Excerpted data
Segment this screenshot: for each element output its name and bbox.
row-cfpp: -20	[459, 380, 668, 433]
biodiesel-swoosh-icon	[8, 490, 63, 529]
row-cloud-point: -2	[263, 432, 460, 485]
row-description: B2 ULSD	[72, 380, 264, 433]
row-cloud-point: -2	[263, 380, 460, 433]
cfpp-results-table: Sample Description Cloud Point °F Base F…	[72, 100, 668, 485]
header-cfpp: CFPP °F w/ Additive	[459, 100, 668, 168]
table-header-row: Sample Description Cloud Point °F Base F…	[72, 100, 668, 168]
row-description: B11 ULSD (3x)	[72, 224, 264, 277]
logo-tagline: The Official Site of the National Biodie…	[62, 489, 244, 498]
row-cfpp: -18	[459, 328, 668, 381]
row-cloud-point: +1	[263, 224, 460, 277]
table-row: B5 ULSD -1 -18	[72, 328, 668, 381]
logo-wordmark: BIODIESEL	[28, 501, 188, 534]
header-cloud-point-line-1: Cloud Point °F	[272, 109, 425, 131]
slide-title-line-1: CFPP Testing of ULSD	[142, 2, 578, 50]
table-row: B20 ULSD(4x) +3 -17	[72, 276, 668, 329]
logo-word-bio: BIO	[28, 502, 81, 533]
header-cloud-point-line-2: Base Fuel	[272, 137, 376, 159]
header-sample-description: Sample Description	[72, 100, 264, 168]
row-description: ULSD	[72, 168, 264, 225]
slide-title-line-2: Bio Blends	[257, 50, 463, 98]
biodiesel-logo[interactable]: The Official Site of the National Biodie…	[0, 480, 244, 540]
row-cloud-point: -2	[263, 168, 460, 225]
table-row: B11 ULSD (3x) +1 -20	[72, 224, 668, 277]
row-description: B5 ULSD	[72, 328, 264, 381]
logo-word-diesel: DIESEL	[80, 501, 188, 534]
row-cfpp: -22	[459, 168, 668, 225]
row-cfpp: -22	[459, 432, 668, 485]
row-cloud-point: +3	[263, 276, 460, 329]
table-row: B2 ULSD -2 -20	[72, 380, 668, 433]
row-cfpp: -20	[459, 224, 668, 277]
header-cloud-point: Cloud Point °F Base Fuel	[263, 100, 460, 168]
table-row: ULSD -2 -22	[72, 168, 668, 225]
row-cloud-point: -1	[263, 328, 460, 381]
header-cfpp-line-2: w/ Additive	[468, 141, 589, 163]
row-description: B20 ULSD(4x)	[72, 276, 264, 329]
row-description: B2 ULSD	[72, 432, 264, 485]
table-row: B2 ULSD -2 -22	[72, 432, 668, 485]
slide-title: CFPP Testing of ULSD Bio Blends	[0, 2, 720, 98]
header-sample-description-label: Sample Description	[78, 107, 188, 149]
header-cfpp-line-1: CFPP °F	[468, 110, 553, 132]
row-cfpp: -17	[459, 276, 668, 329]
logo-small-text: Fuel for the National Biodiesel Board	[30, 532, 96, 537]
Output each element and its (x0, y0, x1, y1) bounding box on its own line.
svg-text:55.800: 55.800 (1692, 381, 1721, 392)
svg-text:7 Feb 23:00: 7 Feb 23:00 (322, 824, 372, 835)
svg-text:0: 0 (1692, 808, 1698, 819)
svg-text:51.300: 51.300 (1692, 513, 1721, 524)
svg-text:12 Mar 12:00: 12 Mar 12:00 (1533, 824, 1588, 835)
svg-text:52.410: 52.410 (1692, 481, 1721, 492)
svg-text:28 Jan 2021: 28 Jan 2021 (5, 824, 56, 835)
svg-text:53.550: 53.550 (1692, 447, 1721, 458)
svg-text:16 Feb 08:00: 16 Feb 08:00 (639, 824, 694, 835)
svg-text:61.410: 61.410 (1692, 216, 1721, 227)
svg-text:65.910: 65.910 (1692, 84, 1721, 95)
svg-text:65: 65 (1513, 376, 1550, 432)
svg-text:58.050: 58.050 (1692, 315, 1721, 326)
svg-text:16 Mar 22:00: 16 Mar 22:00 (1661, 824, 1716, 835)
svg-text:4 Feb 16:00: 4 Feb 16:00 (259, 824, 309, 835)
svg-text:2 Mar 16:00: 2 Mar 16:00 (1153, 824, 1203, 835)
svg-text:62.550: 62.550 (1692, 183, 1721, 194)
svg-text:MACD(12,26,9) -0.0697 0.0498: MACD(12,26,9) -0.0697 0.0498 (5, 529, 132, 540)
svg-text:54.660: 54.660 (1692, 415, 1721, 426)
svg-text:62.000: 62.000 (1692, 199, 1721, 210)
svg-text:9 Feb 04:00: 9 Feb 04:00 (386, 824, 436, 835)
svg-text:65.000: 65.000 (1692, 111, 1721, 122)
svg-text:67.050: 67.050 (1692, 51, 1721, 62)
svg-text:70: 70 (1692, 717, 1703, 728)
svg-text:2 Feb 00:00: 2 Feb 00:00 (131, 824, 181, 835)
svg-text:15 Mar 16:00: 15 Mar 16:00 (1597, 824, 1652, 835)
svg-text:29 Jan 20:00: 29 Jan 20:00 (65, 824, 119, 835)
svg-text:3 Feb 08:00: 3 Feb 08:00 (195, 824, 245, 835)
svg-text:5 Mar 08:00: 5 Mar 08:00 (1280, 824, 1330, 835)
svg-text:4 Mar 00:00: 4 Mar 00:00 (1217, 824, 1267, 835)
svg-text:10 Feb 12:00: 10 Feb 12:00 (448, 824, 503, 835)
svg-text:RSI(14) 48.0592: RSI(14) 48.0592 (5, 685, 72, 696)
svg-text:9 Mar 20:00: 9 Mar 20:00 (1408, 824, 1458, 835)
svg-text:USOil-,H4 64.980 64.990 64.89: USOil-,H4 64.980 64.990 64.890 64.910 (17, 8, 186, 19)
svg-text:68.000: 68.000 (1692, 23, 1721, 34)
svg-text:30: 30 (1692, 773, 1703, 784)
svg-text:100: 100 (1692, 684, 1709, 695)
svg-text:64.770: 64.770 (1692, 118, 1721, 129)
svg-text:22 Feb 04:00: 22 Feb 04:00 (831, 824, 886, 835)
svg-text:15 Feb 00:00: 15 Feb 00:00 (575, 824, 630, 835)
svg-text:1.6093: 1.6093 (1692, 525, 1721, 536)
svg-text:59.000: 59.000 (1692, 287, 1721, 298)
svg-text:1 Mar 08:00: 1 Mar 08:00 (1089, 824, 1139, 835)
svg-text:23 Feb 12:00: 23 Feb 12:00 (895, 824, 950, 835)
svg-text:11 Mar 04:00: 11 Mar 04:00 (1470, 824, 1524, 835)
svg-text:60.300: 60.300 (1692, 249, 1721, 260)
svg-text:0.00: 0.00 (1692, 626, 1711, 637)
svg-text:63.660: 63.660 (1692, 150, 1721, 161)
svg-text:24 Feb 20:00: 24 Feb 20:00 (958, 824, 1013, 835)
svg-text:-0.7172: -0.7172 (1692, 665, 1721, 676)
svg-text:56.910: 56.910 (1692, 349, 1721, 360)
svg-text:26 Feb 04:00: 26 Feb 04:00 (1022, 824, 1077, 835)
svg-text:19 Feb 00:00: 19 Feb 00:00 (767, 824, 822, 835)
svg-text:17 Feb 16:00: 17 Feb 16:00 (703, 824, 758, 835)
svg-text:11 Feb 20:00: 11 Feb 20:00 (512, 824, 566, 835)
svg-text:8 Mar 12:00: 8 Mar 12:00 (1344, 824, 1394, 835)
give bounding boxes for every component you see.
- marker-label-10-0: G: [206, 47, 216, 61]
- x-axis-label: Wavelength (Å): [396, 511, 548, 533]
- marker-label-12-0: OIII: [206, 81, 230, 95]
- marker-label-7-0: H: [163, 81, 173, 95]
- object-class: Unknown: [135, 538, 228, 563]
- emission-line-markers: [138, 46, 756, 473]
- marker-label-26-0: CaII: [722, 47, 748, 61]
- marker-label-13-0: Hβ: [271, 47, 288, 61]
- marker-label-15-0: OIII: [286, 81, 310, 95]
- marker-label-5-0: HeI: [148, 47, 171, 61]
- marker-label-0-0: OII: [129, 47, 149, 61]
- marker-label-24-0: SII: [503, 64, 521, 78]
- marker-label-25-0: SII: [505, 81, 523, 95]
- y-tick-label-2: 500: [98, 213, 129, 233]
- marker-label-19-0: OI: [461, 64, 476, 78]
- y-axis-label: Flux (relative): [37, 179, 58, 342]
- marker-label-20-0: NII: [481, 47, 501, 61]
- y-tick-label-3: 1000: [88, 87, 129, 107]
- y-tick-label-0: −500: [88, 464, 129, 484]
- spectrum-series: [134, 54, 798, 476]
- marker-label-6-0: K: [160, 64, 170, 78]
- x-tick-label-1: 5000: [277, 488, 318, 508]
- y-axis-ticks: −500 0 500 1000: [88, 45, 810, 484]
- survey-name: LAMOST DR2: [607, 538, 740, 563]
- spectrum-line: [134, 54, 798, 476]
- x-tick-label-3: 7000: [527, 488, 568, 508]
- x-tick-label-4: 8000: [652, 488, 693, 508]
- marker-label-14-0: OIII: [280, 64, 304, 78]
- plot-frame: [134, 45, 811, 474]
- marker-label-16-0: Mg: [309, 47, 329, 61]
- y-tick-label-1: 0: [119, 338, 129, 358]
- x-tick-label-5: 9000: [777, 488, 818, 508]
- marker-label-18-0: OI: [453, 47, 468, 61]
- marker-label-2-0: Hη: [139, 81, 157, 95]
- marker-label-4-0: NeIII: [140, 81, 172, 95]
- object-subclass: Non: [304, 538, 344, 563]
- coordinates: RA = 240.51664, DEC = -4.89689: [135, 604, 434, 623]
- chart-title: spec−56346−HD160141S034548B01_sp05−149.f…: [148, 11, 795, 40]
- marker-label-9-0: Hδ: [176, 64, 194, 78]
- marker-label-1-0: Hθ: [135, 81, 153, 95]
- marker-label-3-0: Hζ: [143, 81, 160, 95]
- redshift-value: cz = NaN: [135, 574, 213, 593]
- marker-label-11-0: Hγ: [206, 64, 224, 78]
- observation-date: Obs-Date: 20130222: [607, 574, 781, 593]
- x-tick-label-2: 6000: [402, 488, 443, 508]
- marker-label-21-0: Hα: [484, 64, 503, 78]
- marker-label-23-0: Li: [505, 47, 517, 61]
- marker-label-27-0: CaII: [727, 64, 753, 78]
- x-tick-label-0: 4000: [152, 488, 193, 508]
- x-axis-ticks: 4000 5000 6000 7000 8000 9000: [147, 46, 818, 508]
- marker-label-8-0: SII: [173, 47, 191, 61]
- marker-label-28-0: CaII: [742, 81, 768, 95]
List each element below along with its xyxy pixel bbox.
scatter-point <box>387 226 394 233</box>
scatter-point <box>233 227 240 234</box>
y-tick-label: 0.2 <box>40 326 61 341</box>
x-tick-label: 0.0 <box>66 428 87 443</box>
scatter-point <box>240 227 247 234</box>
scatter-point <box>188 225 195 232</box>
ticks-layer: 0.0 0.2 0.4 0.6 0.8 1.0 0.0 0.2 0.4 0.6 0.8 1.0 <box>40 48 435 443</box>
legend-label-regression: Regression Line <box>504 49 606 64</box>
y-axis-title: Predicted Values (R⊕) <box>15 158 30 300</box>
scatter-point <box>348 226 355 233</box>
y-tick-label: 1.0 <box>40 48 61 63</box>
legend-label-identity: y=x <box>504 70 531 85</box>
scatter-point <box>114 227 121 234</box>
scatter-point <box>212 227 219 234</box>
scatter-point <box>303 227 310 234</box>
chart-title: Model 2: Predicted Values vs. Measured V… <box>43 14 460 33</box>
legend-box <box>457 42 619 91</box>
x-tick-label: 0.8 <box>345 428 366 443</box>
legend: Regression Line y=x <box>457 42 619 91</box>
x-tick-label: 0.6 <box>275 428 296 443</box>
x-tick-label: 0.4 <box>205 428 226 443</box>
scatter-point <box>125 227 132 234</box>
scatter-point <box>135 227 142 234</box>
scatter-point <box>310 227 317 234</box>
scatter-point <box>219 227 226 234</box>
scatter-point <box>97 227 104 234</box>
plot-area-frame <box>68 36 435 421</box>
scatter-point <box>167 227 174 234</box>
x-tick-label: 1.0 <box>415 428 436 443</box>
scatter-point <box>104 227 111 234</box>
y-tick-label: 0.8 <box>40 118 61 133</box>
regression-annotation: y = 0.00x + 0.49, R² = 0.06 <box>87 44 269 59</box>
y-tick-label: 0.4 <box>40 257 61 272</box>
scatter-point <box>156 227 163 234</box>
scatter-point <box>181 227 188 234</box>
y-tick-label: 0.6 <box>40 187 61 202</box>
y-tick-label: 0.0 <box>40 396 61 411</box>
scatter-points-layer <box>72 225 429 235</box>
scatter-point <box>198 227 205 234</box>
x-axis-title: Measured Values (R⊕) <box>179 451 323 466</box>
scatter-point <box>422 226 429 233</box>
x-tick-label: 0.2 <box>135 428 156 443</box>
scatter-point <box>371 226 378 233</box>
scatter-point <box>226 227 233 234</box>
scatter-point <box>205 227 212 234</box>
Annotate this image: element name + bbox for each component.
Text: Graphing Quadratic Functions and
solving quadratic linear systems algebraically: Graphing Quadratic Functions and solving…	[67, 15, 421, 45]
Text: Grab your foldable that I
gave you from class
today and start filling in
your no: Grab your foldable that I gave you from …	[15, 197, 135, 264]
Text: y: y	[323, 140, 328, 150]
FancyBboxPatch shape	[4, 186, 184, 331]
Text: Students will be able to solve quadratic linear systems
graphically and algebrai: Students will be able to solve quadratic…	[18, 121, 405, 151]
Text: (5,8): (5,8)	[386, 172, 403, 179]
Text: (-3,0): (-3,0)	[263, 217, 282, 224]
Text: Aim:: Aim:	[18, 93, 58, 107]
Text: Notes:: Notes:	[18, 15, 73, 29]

What is being asked
Copy out the records from their very first line through the line containing "380, 264, 433]", including both of those lines and changing nothing.

Written answer
Segment this screenshot: for each element output its name and bbox.
row-cfpp: -20	[459, 380, 668, 433]
biodiesel-swoosh-icon	[8, 490, 63, 529]
row-cloud-point: -2	[263, 432, 460, 485]
row-description: B2 ULSD	[72, 380, 264, 433]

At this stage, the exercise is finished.